EXERCISE INPUT:
● ● ● ● ● ● ●

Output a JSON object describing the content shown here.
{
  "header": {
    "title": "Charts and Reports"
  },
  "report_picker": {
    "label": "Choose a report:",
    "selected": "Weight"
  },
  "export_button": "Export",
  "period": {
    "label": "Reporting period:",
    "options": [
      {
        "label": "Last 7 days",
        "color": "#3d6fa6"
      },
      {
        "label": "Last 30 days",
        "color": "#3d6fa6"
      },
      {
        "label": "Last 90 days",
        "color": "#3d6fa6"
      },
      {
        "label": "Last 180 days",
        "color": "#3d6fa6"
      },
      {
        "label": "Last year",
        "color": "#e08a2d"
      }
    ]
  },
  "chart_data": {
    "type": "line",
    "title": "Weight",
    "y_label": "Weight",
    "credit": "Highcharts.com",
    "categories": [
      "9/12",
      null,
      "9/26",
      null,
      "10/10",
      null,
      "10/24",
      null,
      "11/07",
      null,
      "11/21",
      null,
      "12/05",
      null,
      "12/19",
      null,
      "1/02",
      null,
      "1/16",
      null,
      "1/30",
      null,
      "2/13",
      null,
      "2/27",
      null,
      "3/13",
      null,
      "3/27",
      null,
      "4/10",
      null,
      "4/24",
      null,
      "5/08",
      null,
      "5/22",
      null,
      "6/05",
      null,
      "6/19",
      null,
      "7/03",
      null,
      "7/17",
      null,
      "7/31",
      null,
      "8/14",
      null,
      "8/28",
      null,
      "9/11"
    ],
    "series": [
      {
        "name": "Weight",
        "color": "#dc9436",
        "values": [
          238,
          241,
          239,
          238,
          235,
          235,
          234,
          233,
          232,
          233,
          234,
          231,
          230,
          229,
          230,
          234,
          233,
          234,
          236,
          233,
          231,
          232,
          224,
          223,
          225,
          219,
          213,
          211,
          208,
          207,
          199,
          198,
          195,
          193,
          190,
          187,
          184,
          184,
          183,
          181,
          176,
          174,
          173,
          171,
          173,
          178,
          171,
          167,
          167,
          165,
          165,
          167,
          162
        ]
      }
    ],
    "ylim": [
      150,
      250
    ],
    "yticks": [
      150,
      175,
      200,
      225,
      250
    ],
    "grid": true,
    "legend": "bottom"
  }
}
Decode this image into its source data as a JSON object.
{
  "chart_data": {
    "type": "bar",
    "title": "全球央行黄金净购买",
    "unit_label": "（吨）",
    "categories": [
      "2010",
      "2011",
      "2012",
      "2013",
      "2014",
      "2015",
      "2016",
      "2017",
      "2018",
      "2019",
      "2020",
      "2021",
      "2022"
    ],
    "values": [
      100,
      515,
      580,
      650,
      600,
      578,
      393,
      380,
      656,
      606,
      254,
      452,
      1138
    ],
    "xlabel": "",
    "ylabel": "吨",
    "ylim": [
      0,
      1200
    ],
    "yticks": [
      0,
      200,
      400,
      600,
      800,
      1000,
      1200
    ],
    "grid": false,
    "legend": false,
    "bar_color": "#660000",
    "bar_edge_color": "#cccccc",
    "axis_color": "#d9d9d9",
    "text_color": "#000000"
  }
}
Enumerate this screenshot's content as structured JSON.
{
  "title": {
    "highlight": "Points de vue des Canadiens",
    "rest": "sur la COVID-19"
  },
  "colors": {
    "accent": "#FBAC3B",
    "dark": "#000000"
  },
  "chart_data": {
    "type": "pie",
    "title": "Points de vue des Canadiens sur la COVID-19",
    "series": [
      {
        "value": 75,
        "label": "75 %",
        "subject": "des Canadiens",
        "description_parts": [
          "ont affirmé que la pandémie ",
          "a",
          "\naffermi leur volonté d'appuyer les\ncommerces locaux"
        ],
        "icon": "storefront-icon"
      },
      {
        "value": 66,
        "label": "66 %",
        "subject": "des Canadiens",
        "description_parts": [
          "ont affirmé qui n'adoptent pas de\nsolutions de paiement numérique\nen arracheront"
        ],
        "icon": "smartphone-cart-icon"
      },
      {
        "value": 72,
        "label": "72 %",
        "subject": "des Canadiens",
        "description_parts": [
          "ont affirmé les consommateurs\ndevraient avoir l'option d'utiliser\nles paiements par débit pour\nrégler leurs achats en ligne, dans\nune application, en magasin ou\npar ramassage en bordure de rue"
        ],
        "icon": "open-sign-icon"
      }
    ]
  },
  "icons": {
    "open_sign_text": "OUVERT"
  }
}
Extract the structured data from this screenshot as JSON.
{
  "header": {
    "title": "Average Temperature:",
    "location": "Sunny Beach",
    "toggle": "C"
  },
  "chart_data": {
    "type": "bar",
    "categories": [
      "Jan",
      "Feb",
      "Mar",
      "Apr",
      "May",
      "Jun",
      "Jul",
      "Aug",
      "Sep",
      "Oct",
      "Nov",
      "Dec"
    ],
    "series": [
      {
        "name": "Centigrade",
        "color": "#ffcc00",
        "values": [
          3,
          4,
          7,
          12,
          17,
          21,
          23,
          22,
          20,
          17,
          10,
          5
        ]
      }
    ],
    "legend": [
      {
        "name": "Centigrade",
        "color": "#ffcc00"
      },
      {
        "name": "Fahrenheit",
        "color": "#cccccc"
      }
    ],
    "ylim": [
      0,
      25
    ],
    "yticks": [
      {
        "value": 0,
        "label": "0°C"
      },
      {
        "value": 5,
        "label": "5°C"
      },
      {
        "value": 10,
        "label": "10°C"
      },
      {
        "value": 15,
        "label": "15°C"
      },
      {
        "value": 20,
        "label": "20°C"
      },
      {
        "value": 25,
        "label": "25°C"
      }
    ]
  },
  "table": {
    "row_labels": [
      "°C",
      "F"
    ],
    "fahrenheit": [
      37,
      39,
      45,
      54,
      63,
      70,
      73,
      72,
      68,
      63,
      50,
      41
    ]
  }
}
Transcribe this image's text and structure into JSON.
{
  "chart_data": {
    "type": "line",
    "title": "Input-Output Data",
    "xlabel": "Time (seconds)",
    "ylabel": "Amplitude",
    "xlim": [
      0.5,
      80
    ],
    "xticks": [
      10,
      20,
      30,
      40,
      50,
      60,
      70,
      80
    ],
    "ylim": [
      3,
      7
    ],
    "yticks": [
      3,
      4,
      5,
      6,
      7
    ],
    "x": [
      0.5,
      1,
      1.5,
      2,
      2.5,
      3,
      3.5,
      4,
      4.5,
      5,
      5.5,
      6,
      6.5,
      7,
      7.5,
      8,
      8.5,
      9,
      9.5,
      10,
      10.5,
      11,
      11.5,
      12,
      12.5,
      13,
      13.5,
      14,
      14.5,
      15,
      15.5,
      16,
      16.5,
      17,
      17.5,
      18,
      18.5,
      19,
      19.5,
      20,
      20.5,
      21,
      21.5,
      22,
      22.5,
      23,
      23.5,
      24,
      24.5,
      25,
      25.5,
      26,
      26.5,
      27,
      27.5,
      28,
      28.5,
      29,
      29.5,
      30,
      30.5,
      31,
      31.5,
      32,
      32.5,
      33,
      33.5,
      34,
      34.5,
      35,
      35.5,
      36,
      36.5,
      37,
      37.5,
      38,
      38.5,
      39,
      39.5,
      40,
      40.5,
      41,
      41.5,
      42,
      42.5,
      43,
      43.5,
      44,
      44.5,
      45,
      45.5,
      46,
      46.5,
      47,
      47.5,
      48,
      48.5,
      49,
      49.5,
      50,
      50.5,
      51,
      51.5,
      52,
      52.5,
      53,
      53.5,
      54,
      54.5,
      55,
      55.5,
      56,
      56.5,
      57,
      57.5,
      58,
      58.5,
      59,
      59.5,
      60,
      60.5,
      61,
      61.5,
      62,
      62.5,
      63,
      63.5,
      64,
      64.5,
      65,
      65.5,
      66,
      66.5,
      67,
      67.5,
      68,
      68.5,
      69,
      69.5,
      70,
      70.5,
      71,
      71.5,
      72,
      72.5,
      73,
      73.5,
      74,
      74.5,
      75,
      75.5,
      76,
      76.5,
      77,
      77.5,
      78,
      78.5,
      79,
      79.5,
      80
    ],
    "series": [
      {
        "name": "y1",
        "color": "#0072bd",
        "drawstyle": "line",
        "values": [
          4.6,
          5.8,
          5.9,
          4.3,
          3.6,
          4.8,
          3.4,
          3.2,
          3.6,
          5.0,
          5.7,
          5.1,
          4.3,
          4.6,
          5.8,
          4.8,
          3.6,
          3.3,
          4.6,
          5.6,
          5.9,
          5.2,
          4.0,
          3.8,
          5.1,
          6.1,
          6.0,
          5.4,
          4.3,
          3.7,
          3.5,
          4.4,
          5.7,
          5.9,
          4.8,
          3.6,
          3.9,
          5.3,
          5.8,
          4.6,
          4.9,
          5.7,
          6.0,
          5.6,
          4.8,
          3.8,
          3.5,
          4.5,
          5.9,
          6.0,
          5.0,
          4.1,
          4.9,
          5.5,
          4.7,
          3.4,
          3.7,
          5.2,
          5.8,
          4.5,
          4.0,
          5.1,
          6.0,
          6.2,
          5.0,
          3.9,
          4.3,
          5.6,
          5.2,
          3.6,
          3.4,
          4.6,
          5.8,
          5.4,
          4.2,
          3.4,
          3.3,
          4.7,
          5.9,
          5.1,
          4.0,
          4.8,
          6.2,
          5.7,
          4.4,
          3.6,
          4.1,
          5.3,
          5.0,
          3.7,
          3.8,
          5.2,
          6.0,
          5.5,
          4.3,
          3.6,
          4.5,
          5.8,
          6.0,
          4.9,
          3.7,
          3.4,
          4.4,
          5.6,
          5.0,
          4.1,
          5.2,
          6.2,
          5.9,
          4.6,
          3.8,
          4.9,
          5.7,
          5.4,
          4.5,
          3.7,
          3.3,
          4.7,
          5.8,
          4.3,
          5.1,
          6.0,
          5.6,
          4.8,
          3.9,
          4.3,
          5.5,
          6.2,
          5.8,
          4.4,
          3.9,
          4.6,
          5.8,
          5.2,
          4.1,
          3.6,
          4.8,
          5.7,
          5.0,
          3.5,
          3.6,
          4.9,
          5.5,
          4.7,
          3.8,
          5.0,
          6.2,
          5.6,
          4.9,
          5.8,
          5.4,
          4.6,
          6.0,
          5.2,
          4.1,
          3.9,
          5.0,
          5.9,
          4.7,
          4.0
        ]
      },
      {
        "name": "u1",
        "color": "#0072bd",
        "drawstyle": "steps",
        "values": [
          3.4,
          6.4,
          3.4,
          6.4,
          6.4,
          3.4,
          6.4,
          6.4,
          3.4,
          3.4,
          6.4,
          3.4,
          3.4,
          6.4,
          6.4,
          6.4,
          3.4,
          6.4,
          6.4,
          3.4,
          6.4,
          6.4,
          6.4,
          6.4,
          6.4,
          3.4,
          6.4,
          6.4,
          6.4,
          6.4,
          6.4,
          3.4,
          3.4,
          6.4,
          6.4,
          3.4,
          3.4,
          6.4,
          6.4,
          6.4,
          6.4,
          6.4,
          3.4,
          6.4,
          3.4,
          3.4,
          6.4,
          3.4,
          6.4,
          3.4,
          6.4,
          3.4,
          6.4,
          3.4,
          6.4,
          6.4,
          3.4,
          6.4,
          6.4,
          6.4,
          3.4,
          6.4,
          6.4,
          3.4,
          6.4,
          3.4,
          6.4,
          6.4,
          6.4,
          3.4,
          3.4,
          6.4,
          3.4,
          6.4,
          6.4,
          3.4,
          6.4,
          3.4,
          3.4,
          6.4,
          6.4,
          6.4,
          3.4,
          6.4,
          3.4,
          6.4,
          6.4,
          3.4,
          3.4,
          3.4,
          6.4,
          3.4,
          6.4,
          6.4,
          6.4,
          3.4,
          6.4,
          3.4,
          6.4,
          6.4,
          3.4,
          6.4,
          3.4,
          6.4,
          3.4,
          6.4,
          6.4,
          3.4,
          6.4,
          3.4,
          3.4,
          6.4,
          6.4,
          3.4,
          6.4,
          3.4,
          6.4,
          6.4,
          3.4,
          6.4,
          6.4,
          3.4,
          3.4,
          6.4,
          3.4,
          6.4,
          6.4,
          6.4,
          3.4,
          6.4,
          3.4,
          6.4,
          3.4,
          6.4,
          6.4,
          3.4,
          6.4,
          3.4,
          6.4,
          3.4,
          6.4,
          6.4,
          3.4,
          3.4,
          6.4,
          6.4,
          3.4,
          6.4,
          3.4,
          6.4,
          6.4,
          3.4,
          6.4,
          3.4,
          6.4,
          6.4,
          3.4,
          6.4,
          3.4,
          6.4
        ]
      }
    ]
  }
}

● ● ● ● ● ● ●

TASK DESCRIPTION: Go over the records above and tally the lines with the word "Weight" in them. Give the number alone.

RESPONSE FOR THIS EXERCISE: 4